• **Records shown**
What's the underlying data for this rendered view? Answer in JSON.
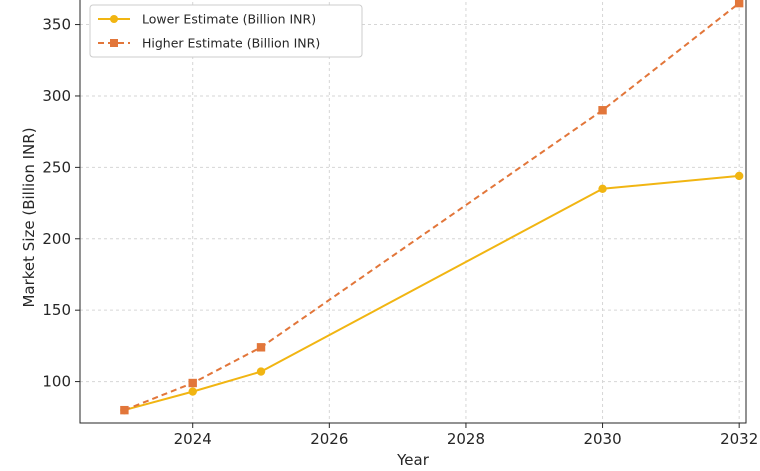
{
  "chart_data": {
    "type": "line",
    "xlabel": "Year",
    "ylabel": "Market Size (Billion INR)",
    "xlim": [
      2022.35,
      2032.1
    ],
    "ylim": [
      71,
      370
    ],
    "xticks": [
      2024,
      2026,
      2028,
      2030,
      2032
    ],
    "yticks": [
      100,
      150,
      200,
      250,
      300,
      350
    ],
    "grid": true,
    "legend_position": "top-left",
    "series": [
      {
        "name": "Lower Estimate (Billion INR)",
        "color": "#f1b512",
        "line_style": "solid",
        "marker": "circle",
        "points": [
          {
            "x": 2023,
            "y": 80
          },
          {
            "x": 2024,
            "y": 93
          },
          {
            "x": 2025,
            "y": 107
          },
          {
            "x": 2030,
            "y": 235
          },
          {
            "x": 2032,
            "y": 244
          }
        ]
      },
      {
        "name": "Higher Estimate (Billion INR)",
        "color": "#e2763a",
        "line_style": "dashed",
        "marker": "square",
        "points": [
          {
            "x": 2023,
            "y": 80
          },
          {
            "x": 2024,
            "y": 99
          },
          {
            "x": 2025,
            "y": 124
          },
          {
            "x": 2030,
            "y": 290
          },
          {
            "x": 2032,
            "y": 365
          }
        ]
      }
    ]
  }
}
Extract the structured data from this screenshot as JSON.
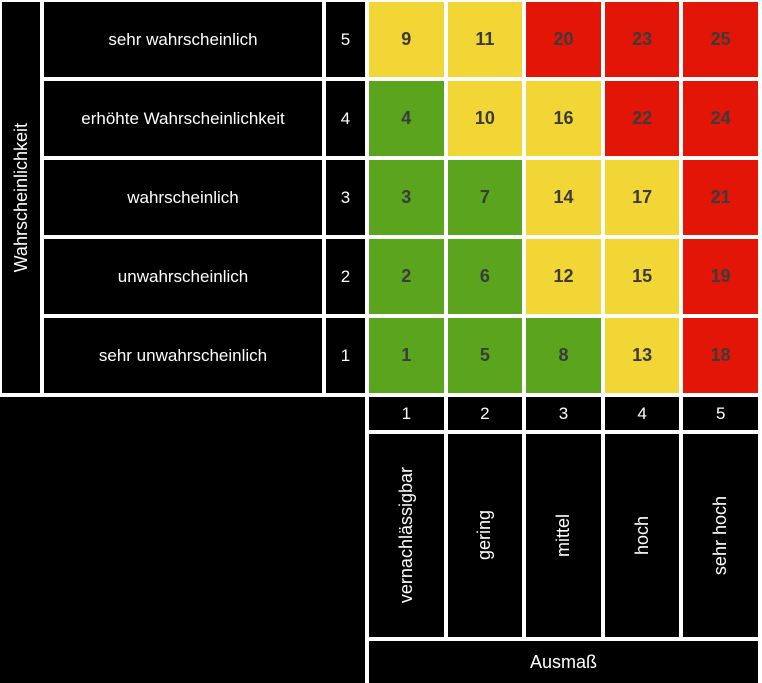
{
  "colors": {
    "green": "#5aa41e",
    "yellow": "#f1d635",
    "red": "#e21507",
    "cell_text": "#3b3b3b",
    "grid_line": "#ffffff",
    "cell_bg": "#000000"
  },
  "matrix": {
    "y_axis_title": "Wahrscheinlichkeit",
    "x_axis_title": "Ausmaß",
    "rows": [
      {
        "label": "sehr wahrscheinlich",
        "level": "5",
        "cells": [
          {
            "value": "9",
            "color": "yellow"
          },
          {
            "value": "11",
            "color": "yellow"
          },
          {
            "value": "20",
            "color": "red"
          },
          {
            "value": "23",
            "color": "red"
          },
          {
            "value": "25",
            "color": "red"
          }
        ]
      },
      {
        "label": "erhöhte Wahrscheinlichkeit",
        "level": "4",
        "cells": [
          {
            "value": "4",
            "color": "green"
          },
          {
            "value": "10",
            "color": "yellow"
          },
          {
            "value": "16",
            "color": "yellow"
          },
          {
            "value": "22",
            "color": "red"
          },
          {
            "value": "24",
            "color": "red"
          }
        ]
      },
      {
        "label": "wahrscheinlich",
        "level": "3",
        "cells": [
          {
            "value": "3",
            "color": "green"
          },
          {
            "value": "7",
            "color": "green"
          },
          {
            "value": "14",
            "color": "yellow"
          },
          {
            "value": "17",
            "color": "yellow"
          },
          {
            "value": "21",
            "color": "red"
          }
        ]
      },
      {
        "label": "unwahrscheinlich",
        "level": "2",
        "cells": [
          {
            "value": "2",
            "color": "green"
          },
          {
            "value": "6",
            "color": "green"
          },
          {
            "value": "12",
            "color": "yellow"
          },
          {
            "value": "15",
            "color": "yellow"
          },
          {
            "value": "19",
            "color": "red"
          }
        ]
      },
      {
        "label": "sehr unwahrscheinlich",
        "level": "1",
        "cells": [
          {
            "value": "1",
            "color": "green"
          },
          {
            "value": "5",
            "color": "green"
          },
          {
            "value": "8",
            "color": "green"
          },
          {
            "value": "13",
            "color": "yellow"
          },
          {
            "value": "18",
            "color": "red"
          }
        ]
      }
    ],
    "x_levels": [
      "1",
      "2",
      "3",
      "4",
      "5"
    ],
    "x_labels": [
      "vernachlässigbar",
      "gering",
      "mittel",
      "hoch",
      "sehr hoch"
    ]
  },
  "chart_data": {
    "type": "heatmap",
    "title": "",
    "xlabel": "Ausmaß",
    "ylabel": "Wahrscheinlichkeit",
    "x_ticks": [
      "1",
      "2",
      "3",
      "4",
      "5"
    ],
    "x_tick_labels": [
      "vernachlässigbar",
      "gering",
      "mittel",
      "hoch",
      "sehr hoch"
    ],
    "y_ticks": [
      "5",
      "4",
      "3",
      "2",
      "1"
    ],
    "y_tick_labels": [
      "sehr wahrscheinlich",
      "erhöhte Wahrscheinlichkeit",
      "wahrscheinlich",
      "unwahrscheinlich",
      "sehr unwahrscheinlich"
    ],
    "values_by_row": [
      [
        9,
        11,
        20,
        23,
        25
      ],
      [
        4,
        10,
        16,
        22,
        24
      ],
      [
        3,
        7,
        14,
        17,
        21
      ],
      [
        2,
        6,
        12,
        15,
        19
      ],
      [
        1,
        5,
        8,
        13,
        18
      ]
    ],
    "cell_colors_by_row": [
      [
        "yellow",
        "yellow",
        "red",
        "red",
        "red"
      ],
      [
        "green",
        "yellow",
        "yellow",
        "red",
        "red"
      ],
      [
        "green",
        "green",
        "yellow",
        "yellow",
        "red"
      ],
      [
        "green",
        "green",
        "yellow",
        "yellow",
        "red"
      ],
      [
        "green",
        "green",
        "green",
        "yellow",
        "red"
      ]
    ],
    "grid": "white gridlines on black background",
    "legend_position": "none"
  }
}
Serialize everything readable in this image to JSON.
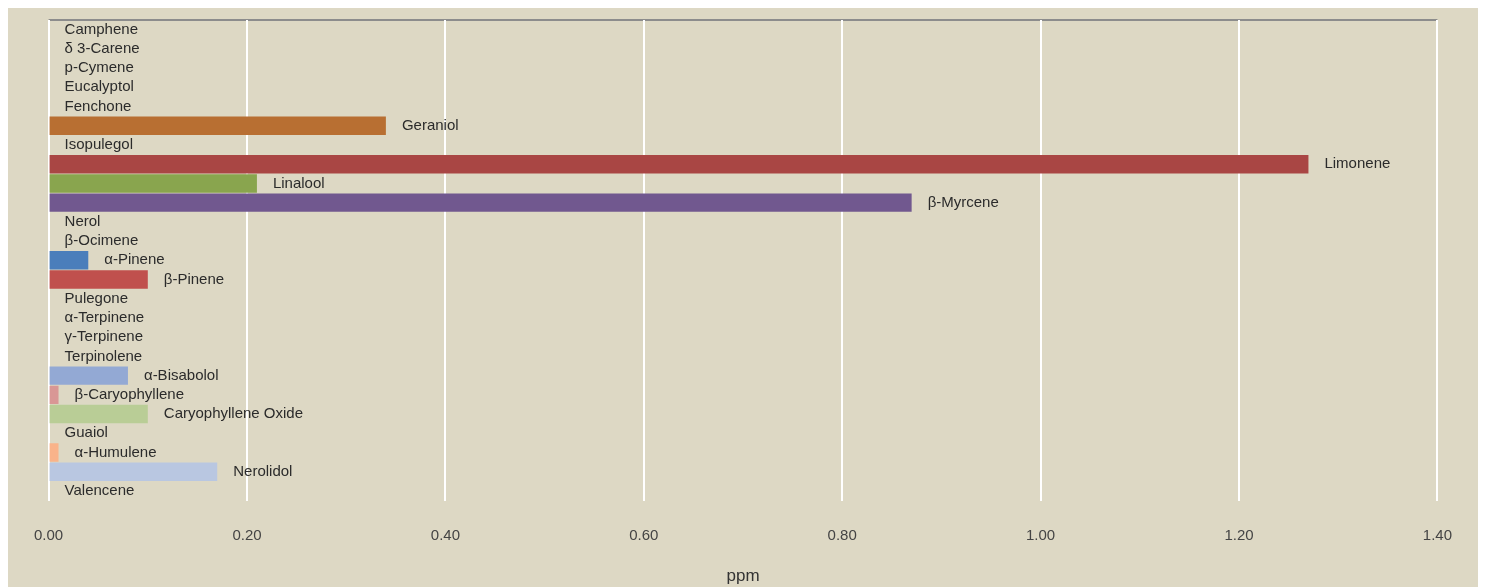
{
  "chart_data": {
    "type": "bar",
    "orientation": "horizontal",
    "xlabel": "ppm",
    "categories": [
      "Camphene",
      "δ 3-Carene",
      "p-Cymene",
      "Eucalyptol",
      "Fenchone",
      "Geraniol",
      "Isopulegol",
      "Limonene",
      "Linalool",
      "β-Myrcene",
      "Nerol",
      "β-Ocimene",
      "α-Pinene",
      "β-Pinene",
      "Pulegone",
      "α-Terpinene",
      "γ-Terpinene",
      "Terpinolene",
      "α-Bisabolol",
      "β-Caryophyllene",
      "Caryophyllene Oxide",
      "Guaiol",
      "α-Humulene",
      "Nerolidol",
      "Valencene"
    ],
    "values": [
      0,
      0,
      0,
      0,
      0,
      0.34,
      0,
      1.27,
      0.21,
      0.87,
      0,
      0,
      0.04,
      0.1,
      0,
      0,
      0,
      0,
      0.08,
      0.01,
      0.1,
      0,
      0.01,
      0.17,
      0
    ],
    "colors": [
      "#b86f32",
      "#b86f32",
      "#b86f32",
      "#b86f32",
      "#b86f32",
      "#b86f32",
      "#a94644",
      "#a94644",
      "#89a54e",
      "#71588f",
      "#4a7ebb",
      "#4a7ebb",
      "#4a7ebb",
      "#c0504d",
      "#c0504d",
      "#c0504d",
      "#c0504d",
      "#93a9d4",
      "#93a9d4",
      "#d99795",
      "#b9cd96",
      "#f9b38a",
      "#f9b38a",
      "#b9c7e1",
      "#b9c7e1"
    ],
    "xlim": [
      0,
      1.4
    ],
    "xticks": [
      {
        "value": 0,
        "label": "0.00"
      },
      {
        "value": 0.2,
        "label": "0.20"
      },
      {
        "value": 0.4,
        "label": "0.40"
      },
      {
        "value": 0.6,
        "label": "0.60"
      },
      {
        "value": 0.8,
        "label": "0.80"
      },
      {
        "value": 1.0,
        "label": "1.00"
      },
      {
        "value": 1.2,
        "label": "1.20"
      },
      {
        "value": 1.4,
        "label": "1.40"
      }
    ],
    "grid": "x",
    "legend": false
  }
}
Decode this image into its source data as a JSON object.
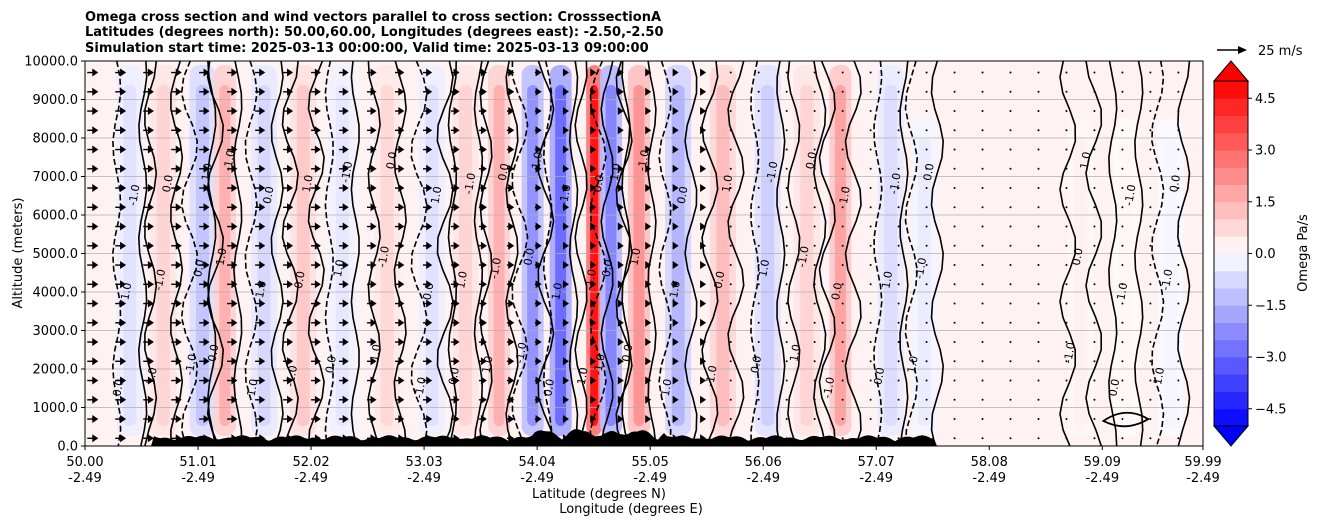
{
  "chart_data": {
    "type": "heatmap",
    "title_lines": [
      "Omega cross section and wind vectors parallel to cross section: CrosssectionA",
      "Latitudes (degrees north): 50.00,60.00, Longitudes (degrees east): -2.50,-2.50",
      "Simulation start time: 2025-03-13 00:00:00, Valid time: 2025-03-13 09:00:00"
    ],
    "xlabel_lines": [
      "Latitude (degrees N)",
      "Longitude (degrees E)"
    ],
    "ylabel": "Altitude (meters)",
    "x_ticks": [
      {
        "lat": "50.00",
        "lon": "-2.49",
        "value": 50.0
      },
      {
        "lat": "51.01",
        "lon": "-2.49",
        "value": 51.01
      },
      {
        "lat": "52.02",
        "lon": "-2.49",
        "value": 52.02
      },
      {
        "lat": "53.03",
        "lon": "-2.49",
        "value": 53.03
      },
      {
        "lat": "54.04",
        "lon": "-2.49",
        "value": 54.04
      },
      {
        "lat": "55.05",
        "lon": "-2.49",
        "value": 55.05
      },
      {
        "lat": "56.06",
        "lon": "-2.49",
        "value": 56.06
      },
      {
        "lat": "57.07",
        "lon": "-2.49",
        "value": 57.07
      },
      {
        "lat": "58.08",
        "lon": "-2.49",
        "value": 58.08
      },
      {
        "lat": "59.09",
        "lon": "-2.49",
        "value": 59.09
      },
      {
        "lat": "59.99",
        "lon": "-2.49",
        "value": 59.99
      }
    ],
    "xlim": [
      50.0,
      59.99
    ],
    "y_ticks": [
      "0.0",
      "1000.0",
      "2000.0",
      "3000.0",
      "4000.0",
      "5000.0",
      "6000.0",
      "7000.0",
      "8000.0",
      "9000.0",
      "10000.0"
    ],
    "ylim": [
      0,
      10000
    ],
    "grid": "horizontal",
    "colorbar": {
      "label": "Omega Pa/s",
      "ticks": [
        "4.5",
        "3.0",
        "1.5",
        "0.0",
        "−1.5",
        "−3.0",
        "−4.5"
      ],
      "range": [
        -5.0,
        5.0
      ],
      "extend": "both",
      "colormap": "bwr",
      "low_color": "#0000ff",
      "mid_color": "#ffffff",
      "high_color": "#ff0000"
    },
    "vector_key": {
      "label": "25 m/s",
      "speed": 25
    },
    "contour_levels": [
      -1.0,
      0.0,
      1.0
    ],
    "contour_label_text": [
      "0.0",
      "1.0",
      "-1.0"
    ],
    "omega_columns": [
      {
        "lat": 50.4,
        "value": -0.6
      },
      {
        "lat": 50.7,
        "value": 0.9
      },
      {
        "lat": 51.05,
        "value": -1.2
      },
      {
        "lat": 51.25,
        "value": 1.6
      },
      {
        "lat": 51.6,
        "value": -0.8
      },
      {
        "lat": 51.95,
        "value": 1.1
      },
      {
        "lat": 52.3,
        "value": -0.5
      },
      {
        "lat": 52.7,
        "value": 0.8
      },
      {
        "lat": 53.1,
        "value": -0.6
      },
      {
        "lat": 53.4,
        "value": 0.9
      },
      {
        "lat": 53.7,
        "value": 1.6
      },
      {
        "lat": 54.0,
        "value": -2.2
      },
      {
        "lat": 54.25,
        "value": -3.0
      },
      {
        "lat": 54.55,
        "value": 4.8
      },
      {
        "lat": 54.7,
        "value": -2.5
      },
      {
        "lat": 54.95,
        "value": 2.2
      },
      {
        "lat": 55.3,
        "value": -1.5
      },
      {
        "lat": 55.7,
        "value": 1.4
      },
      {
        "lat": 56.1,
        "value": -1.0
      },
      {
        "lat": 56.45,
        "value": 0.9
      },
      {
        "lat": 56.75,
        "value": 1.9
      },
      {
        "lat": 57.2,
        "value": -0.7
      },
      {
        "lat": 57.5,
        "value": -0.4
      },
      {
        "lat": 58.9,
        "value": 0.3
      },
      {
        "lat": 59.3,
        "value": 0.2
      },
      {
        "lat": 59.7,
        "value": -0.2
      }
    ],
    "wind_levels": [
      200,
      700,
      1200,
      1700,
      2200,
      2700,
      3200,
      3700,
      4200,
      4700,
      5200,
      5700,
      6200,
      6700,
      7200,
      7700,
      8200,
      8700,
      9200,
      9700
    ],
    "wind_profile": [
      {
        "lat": 50.0,
        "speed": 12.0
      },
      {
        "lat": 53.03,
        "speed": 10.0
      },
      {
        "lat": 54.5,
        "speed": 6.0
      },
      {
        "lat": 55.8,
        "speed": 3.0
      },
      {
        "lat": 57.07,
        "speed": 1.0
      },
      {
        "lat": 57.5,
        "speed": 0.3
      },
      {
        "lat": 59.99,
        "speed": 0.1
      }
    ]
  }
}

• **Requirements**
Pick out the lines above containing the word "Caryophyllene", then copy them.

• **Written answer**
      "β-Caryophyllene",
      "Caryophyllene Oxide",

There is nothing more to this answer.